● Task description
Leaving the pictures aside, transcribe every line below exactly.
[start Material provided]
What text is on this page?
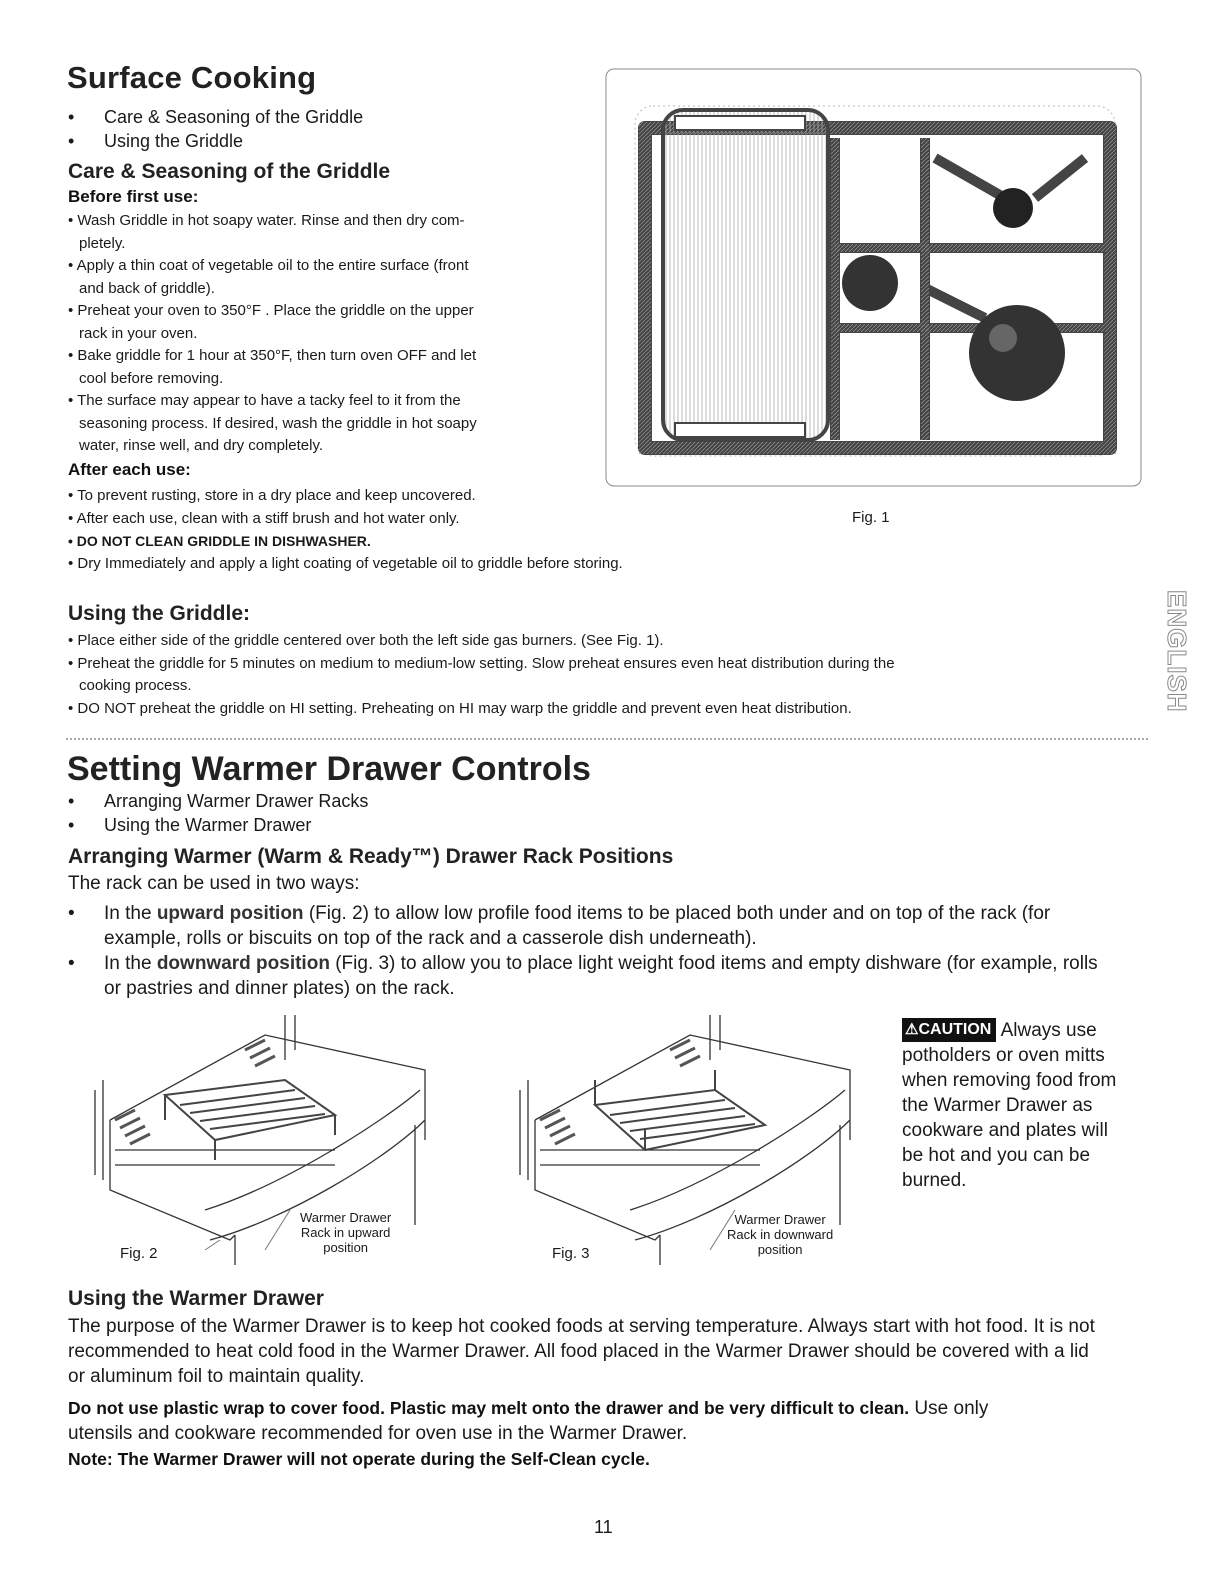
Surface Cooking
• Care & Seasoning of the Griddle
• Using the Griddle
Care & Seasoning of the Griddle
Before first use:
• Wash Griddle in hot soapy water. Rinse and then dry com-
pletely.
• Apply a thin coat of vegetable oil to the entire surface (front
and back of griddle).
• Preheat your oven to 350°F . Place the griddle on the upper
rack in your oven.
• Bake griddle for 1 hour at 350°F, then turn oven OFF and let
cool before removing.
• The surface may appear to have a tacky feel to it from the
seasoning process. If desired, wash the griddle in hot soapy
water, rinse well, and dry completely.
After each use:
• To prevent rusting, store in a dry place and keep uncovered.
• After each use, clean with a stiff brush and hot water only.
• DO NOT CLEAN GRIDDLE IN DISHWASHER.
• Dry Immediately and apply a light coating of vegetable oil to griddle before storing.
Fig. 1
Using the Griddle:
• Place either side of the griddle centered over both the left side gas burners. (See Fig. 1).
• Preheat the griddle for 5 minutes on medium to medium-low setting. Slow preheat ensures even heat distribution during the
cooking process.
• DO NOT preheat the griddle on HI setting. Preheating on HI may warp the griddle and prevent even heat distribution.	ENGLISH
Setting Warmer Drawer Controls
• Arranging Warmer Drawer Racks
• Using the Warmer Drawer
Arranging Warmer (Warm & Ready™) Drawer Rack Positions
The rack can be used in two ways:
• In the upward position (Fig. 2) to allow low profile food items to be placed both under and on top of the rack (for
example, rolls or biscuits on top of the rack and a casserole dish underneath).
• In the downward position (Fig. 3) to allow you to place light weight food items and empty dishware (for example, rolls
or pastries and dinner plates) on the rack.
Fig. 2
Warmer Drawer
Rack in upward
position	Fig. 3
Warmer Drawer
Rack in downward
position
⚠CAUTION Always use
potholders or oven mitts
when removing food from
the Warmer Drawer as
cookware and plates will
be hot and you can be
burned.
Using the Warmer Drawer
The purpose of the Warmer Drawer is to keep hot cooked foods at serving temperature. Always start with hot food. It is not
recommended to heat cold food in the Warmer Drawer. All food placed in the Warmer Drawer should be covered with a lid
or aluminum foil to maintain quality.
Do not use plastic wrap to cover food. Plastic may melt onto the drawer and be very difficult to clean. Use only
utensils and cookware recommended for oven use in the Warmer Drawer.
Note: The Warmer Drawer will not operate during the Self-Clean cycle.
11
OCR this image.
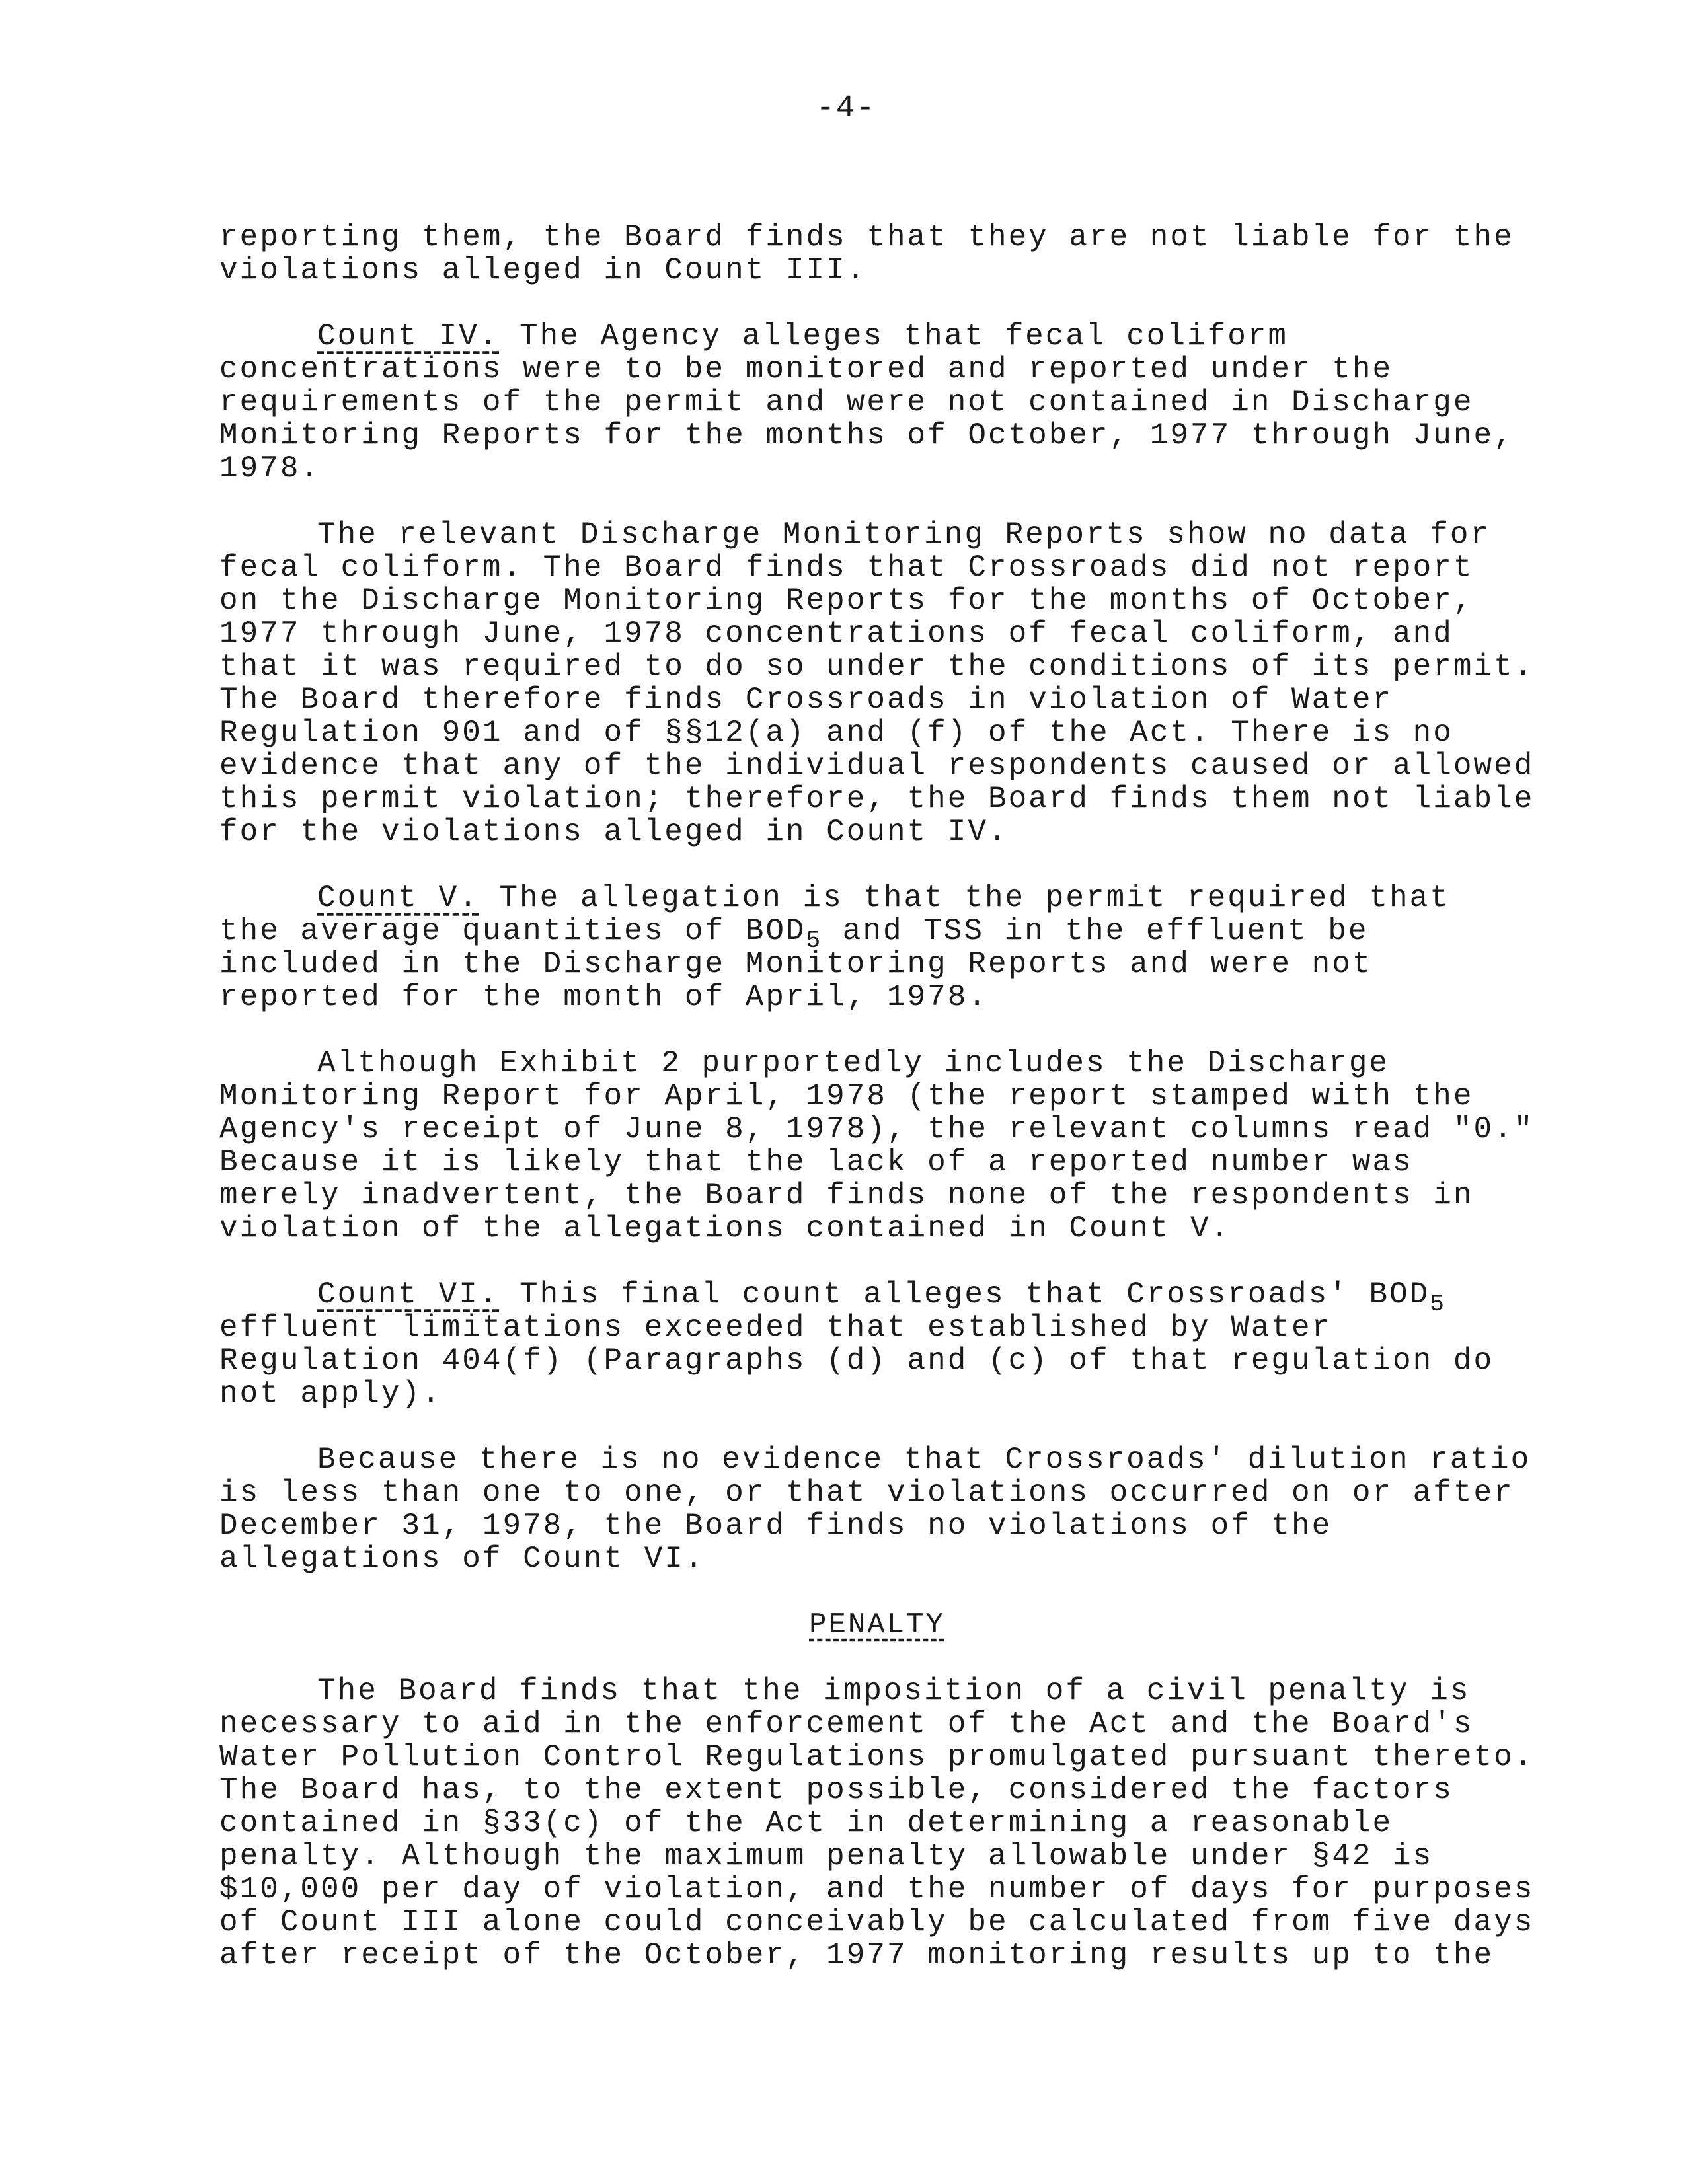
-4-

reporting them, the Board finds that they are not liable for the
violations alleged in Count III.

Count IV. The Agency alleges that fecal coliform
concentrations were to be monitored and reported under the
requirements of the permit and were not contained in Discharge
Monitoring Reports for the months of October, 1977 through June,
1978.

The relevant Discharge Monitoring Reports show no data for
fecal coliform. The Board finds that Crossroads did not report
on the Discharge Monitoring Reports for the months of October,
1977 through June, 1978 concentrations of fecal coliform, and
that it was required to do so under the conditions of its permit.
The Board therefore finds Crossroads in violation of Water
Regulation 901 and of §§12(a) and (f) of the Act. There is no
evidence that any of the individual respondents caused or allowed
this permit violation; therefore, the Board finds them not liable
for the violations alleged in Count IV.

Count V. The allegation is that the permit required that
the average quantities of $BOD_5$ and TSS in the effluent be
included in the Discharge Monitoring Reports and were not
reported for the month of April, 1978.

Although Exhibit 2 purportedly includes the Discharge
Monitoring Report for April, 1978 (the report stamped with the
Agency's receipt of June 8, 1978), the relevant columns read "0."
Because it is likely that the lack of a reported number was
merely inadvertent, the Board finds none of the respondents in
violation of the allegations contained in Count V.

Count VI. This final count alleges that Crossroads' $BOD_5$
effluent limitations exceeded that established by Water
Regulation 404(f) (Paragraphs (d) and (c) of that regulation do
not apply).

Because there is no evidence that Crossroads' dilution ratio
is less than one to one, or that violations occurred on or after
December 31, 1978, the Board finds no violations of the
allegations of Count VI.

PENALTY

The Board finds that the imposition of a civil penalty is
necessary to aid in the enforcement of the Act and the Board's
Water Pollution Control Regulations promulgated pursuant thereto.
The Board has, to the extent possible, considered the factors
contained in §33(c) of the Act in determining a reasonable
penalty. Although the maximum penalty allowable under §42 is
$10,000 per day of violation, and the number of days for purposes
of Count III alone could conceivably be calculated from five days
after receipt of the October, 1977 monitoring results up to the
[end Material provided]
● Answer
What text is on this page?
Surface Cooking
• Care & Seasoning of the Griddle
• Using the Griddle
Care & Seasoning of the Griddle
Before first use:
• Wash Griddle in hot soapy water. Rinse and then dry com-
pletely.
• Apply a thin coat of vegetable oil to the entire surface (front
and back of griddle).
• Preheat your oven to 350°F . Place the griddle on the upper
rack in your oven.
• Bake griddle for 1 hour at 350°F, then turn oven OFF and let
cool before removing.
• The surface may appear to have a tacky feel to it from the
seasoning process. If desired, wash the griddle in hot soapy
water, rinse well, and dry completely.
After each use:
• To prevent rusting, store in a dry place and keep uncovered.
• After each use, clean with a stiff brush and hot water only.
• DO NOT CLEAN GRIDDLE IN DISHWASHER.
• Dry Immediately and apply a light coating of vegetable oil to griddle before storing.
Fig. 1
Using the Griddle:
• Place either side of the griddle centered over both the left side gas burners. (See Fig. 1).
• Preheat the griddle for 5 minutes on medium to medium-low setting. Slow preheat ensures even heat distribution during the
cooking process.
• DO NOT preheat the griddle on HI setting. Preheating on HI may warp the griddle and prevent even heat distribution.	ENGLISH
Setting Warmer Drawer Controls
• Arranging Warmer Drawer Racks
• Using the Warmer Drawer
Arranging Warmer (Warm & Ready™) Drawer Rack Positions
The rack can be used in two ways:
• In the upward position (Fig. 2) to allow low profile food items to be placed both under and on top of the rack (for
example, rolls or biscuits on top of the rack and a casserole dish underneath).
• In the downward position (Fig. 3) to allow you to place light weight food items and empty dishware (for example, rolls
or pastries and dinner plates) on the rack.
Fig. 2
Warmer Drawer
Rack in upward
position	Fig. 3
Warmer Drawer
Rack in downward
position
⚠CAUTION Always use
potholders or oven mitts
when removing food from
the Warmer Drawer as
cookware and plates will
be hot and you can be
burned.
Using the Warmer Drawer
The purpose of the Warmer Drawer is to keep hot cooked foods at serving temperature. Always start with hot food. It is not
recommended to heat cold food in the Warmer Drawer. All food placed in the Warmer Drawer should be covered with a lid
or aluminum foil to maintain quality.
Do not use plastic wrap to cover food. Plastic may melt onto the drawer and be very difficult to clean. Use only
utensils and cookware recommended for oven use in the Warmer Drawer.
Note: The Warmer Drawer will not operate during the Self-Clean cycle.
11
OCR this image.
-4-

reporting them, the Board finds that they are not liable for the
violations alleged in Count III.

Count IV. The Agency alleges that fecal coliform
concentrations were to be monitored and reported under the
requirements of the permit and were not contained in Discharge
Monitoring Reports for the months of October, 1977 through June,
1978.

The relevant Discharge Monitoring Reports show no data for
fecal coliform. The Board finds that Crossroads did not report
on the Discharge Monitoring Reports for the months of October,
1977 through June, 1978 concentrations of fecal coliform, and
that it was required to do so under the conditions of its permit.
The Board therefore finds Crossroads in violation of Water
Regulation 901 and of §§12(a) and (f) of the Act. There is no
evidence that any of the individual respondents caused or allowed
this permit violation; therefore, the Board finds them not liable
for the violations alleged in Count IV.

Count V. The allegation is that the permit required that
the average quantities of $BOD_5$ and TSS in the effluent be
included in the Discharge Monitoring Reports and were not
reported for the month of April, 1978.

Although Exhibit 2 purportedly includes the Discharge
Monitoring Report for April, 1978 (the report stamped with the
Agency's receipt of June 8, 1978), the relevant columns read "0."
Because it is likely that the lack of a reported number was
merely inadvertent, the Board finds none of the respondents in
violation of the allegations contained in Count V.

Count VI. This final count alleges that Crossroads' $BOD_5$
effluent limitations exceeded that established by Water
Regulation 404(f) (Paragraphs (d) and (c) of that regulation do
not apply).

Because there is no evidence that Crossroads' dilution ratio
is less than one to one, or that violations occurred on or after
December 31, 1978, the Board finds no violations of the
allegations of Count VI.

PENALTY

The Board finds that the imposition of a civil penalty is
necessary to aid in the enforcement of the Act and the Board's
Water Pollution Control Regulations promulgated pursuant thereto.
The Board has, to the extent possible, considered the factors
contained in §33(c) of the Act in determining a reasonable
penalty. Although the maximum penalty allowable under §42 is
$10,000 per day of violation, and the number of days for purposes
of Count III alone could conceivably be calculated from five days
after receipt of the October, 1977 monitoring results up to the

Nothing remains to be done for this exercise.